----- Excerpt
First, we need to select the embedded JSON script element:

{
  "type": "schema",
  "selector": {
    "type": "css",
    "css_selector": "script[type='application/ld+json']:-soup-contains(Product)"
  },
  "fields": { ... }
}

The :-soup-contains(Product) suffix helps select the specific JSON containing "@type": "Product" when multiple LD+JSON scripts exist on the page.

Field-by-Field Breakdown

Show Simple top-level fields (url, name, category, sku, description)

These fields exist at the top level of the JSON and can be extracted directly using JSON path.Parser for url:

{
  "type": "terminal",
  "extractor": {
    "type": "json",
    "path": "url",
    "post_processor": {
      "type": "url"
    }
  }
}

Parser for name:

{
  "type": "terminal",
  "extractor": {
    "type": "json",
    "path": "name"
  }
}

Explanation:

JSON Extractor: Uses JSONPath expressions to navigate the JSON structure
Path: Simple field names for top-level values (e.g., "url", "name", "sku")
Post-processor: url post-processor ensures URLs are properly formatted

The same pattern applies to category, sku, and description fields.

Show Nested fields (brand, price, currency, rating_score, rating_count)

These fields are nested within objects in the JSON. We use dot notation in JSONPath to access them.Parser for brand:In the JSON, brand is an object:

{
  "brand": {
    "@type": "Brand",
    "name": "HatsonCatsCrochet"
----------
----- Data
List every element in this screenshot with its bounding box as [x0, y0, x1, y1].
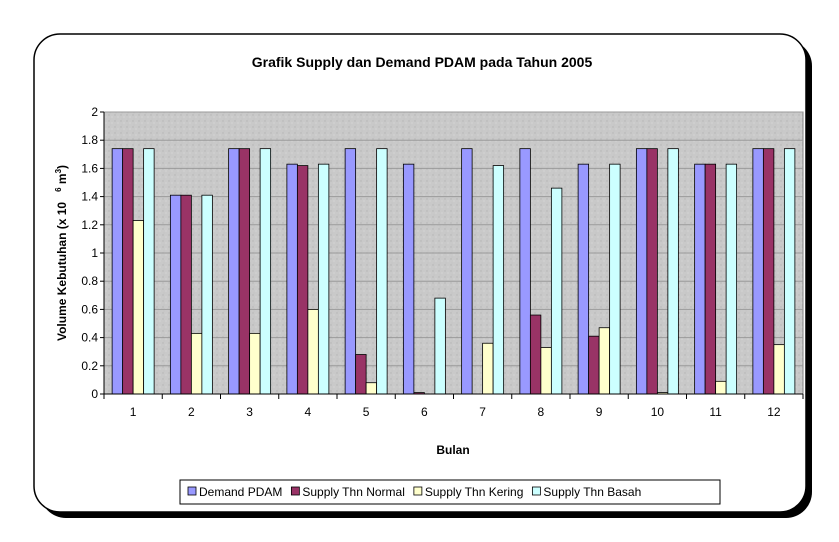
----------
Written instruction 1:
Rewrite the part of the JSON parsing excerpt that opens with the words containing "Post-processor: url post-processor" and closes with "currency, rating_score, rating_count)", putting "approach" in place of "pattern".
Written instruction 2:
Check each statement against the JSON parsing excerpt and answer yes or no, quoting the words from the excerpt that decide it:
(a) The :-soup-contains(Product) suffix picks out the JSON containing "@type": "Product" when a page holds several LD+JSON scripts.
(b) Nested fields are reached with bracket notation in JSONPath.
(c) The url post-processor ensures URLs are properly formatted.
Written instruction 3:
Continue the JSON parsing excerpt from its last line.
The listing comes from a source separate from the JSON parsing excerpt.

Exercise answer 1:
Post-processor: url post-processor ensures URLs are properly formatted

The same approach applies to category, sku, and description fields.

Show Nested fields (brand, price, currency, rating_score, rating_count)

Exercise answer 2:
(a) Yes: "The :-soup-contains(Product) suffix helps select the specific JSON containing "@type": "Product" when multiple LD+JSON scripts exist on the page."
(b) No: "We use dot notation in JSONPath to access them."
(c) Yes: "url post-processor ensures URLs are properly formatted"

Exercise answer 3:
  }
}

We want the name field inside brand:

{
  "type": "terminal",
  "extractor": {
    "type": "json",
    "path": "brand.name"
  }
}

Parser for price:

{
  "type": "terminal",
  "extractor": {
    "type": "json",
    "path": "offers.price",
    "post_processor": {
      "type": "number"
    }
  }
}

Parser for rating_score:

{
  "type": "terminal",
  "extractor": {
    "type": "json",
    "path": "aggregateRating.ratingValue",
    "post_processor": {
      "type": "number"
    }
  }
}

Explanation:

Nested Path: Use dot notation to access nested fields (e.g., "brand.name", "offers.price")
Number Post-processor: Converts string numbers to actual number types
JSONPath: Follow the object hierarchy: offers.price means “get the price field from the offers object”

Show Array fields (image_urls)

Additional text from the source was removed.